Work to do:
A. In two sentences, summarize the forum reply about MBTI and Socionics.
B. According to the forum reply about MBTI and Socionics, what kind of function do villains who act for their own amusement generally lead with?
BEGIN Page excerpt
You supposed yourself to be a judger. Now it seems like you are just bending MBTI into whatever you want, so that it'll fit you. For example, giving prime importance to "having Te" or "not having Te".


> and have 9 as a fix. Te processes information and judges it (usefulness, efficiency, etc.), while Ti processes it because it's interesting. That's why INTJ prefers to give orders ("you! fix this, because...") while INTP gives information ("it may use some fixing *wink, wink*")


..."because it's interesting" in Socionics is an excuse that should be tied primarily to Intuition dominants of all kinds (Ixx). I don't know why you'd even attempt to tie it to a Judging function like Ti, if you are to treat The Functions similarly in both universes.


> I agree about 9 and ILI. At least when it's ILI-Ni, when ILI-Te would like to clash with you (and that's 8).


I prefer not to use subtypes at all, because they seem to contradict what the types stand for. Like why would an Intuition dominant be a Thinking subtype? Neither ILI nor LII are very 8 at all. Depending on how you view Socionics types and Enneagram types you can make arguments for one type being marginally more 8 than another, but what's the point?


> ILI is a schemer, a grey eminence.


Huh? Why don't you actually read about ILI from actual Socionics sources before saying stuff like this?


> MBTI says that INTJ has inferior Se, Socionics amplifies that.


Huh, amplifies what? All MBTI descriptions I know only mentions Se in INTJs to say that it's weak and problematic, similar to how vulnerable/PoLR Se is most problematic in xIIs.


> Yeah, it does. Most villains who use their brain rather then their brawn are Ni-villains. Ni is an ILI's thing. Try to read the16types.info : Ni is associated with scheming, plotting, planning. The website is about Socionics mostly, btw.


I don't really have time to talk about your favorite edgy Ni villains. These are fictional characters dependent on archetypes anyway. But villains with a singular cause will generally be leading with a Judging function, and villains who do things for their own amusement or less clearly defined causes will generally be leading with a Perceiving function. This is fiction we're talking about though.


> And yeah, EIE is ENFJ.


EIE is a Socionics type, not an MBTI type. It's ENFj.


> If you don't know that the Fe-strong people are more gentle, polite and friendly than people with Fi and Fe-weak people, you have a lot to learn, padawan.


When did "Fe-weak" get added to this comparison?
END Page excerpt
BEGIN Dataset excerpt
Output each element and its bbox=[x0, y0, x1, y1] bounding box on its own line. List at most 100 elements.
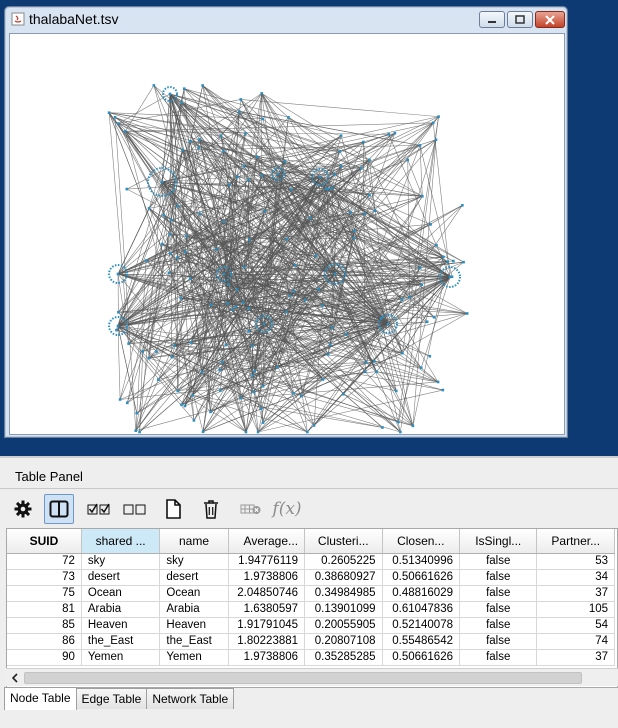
END Dataset excerpt
Answers for the tasks:
A. The writer answers quoted claims one by one, arguing that "because it's interesting" fits Intuition dominants rather than a Judging function like Ti, that subtypes contradict what the types stand for, and that neither ILI nor LII is very 8. The writer also says that villains with a singular cause generally lead with a Judging function, and that EIE is the Socionics type ENFj, not an MBTI type.

B. They generally lead with a Perceiving function.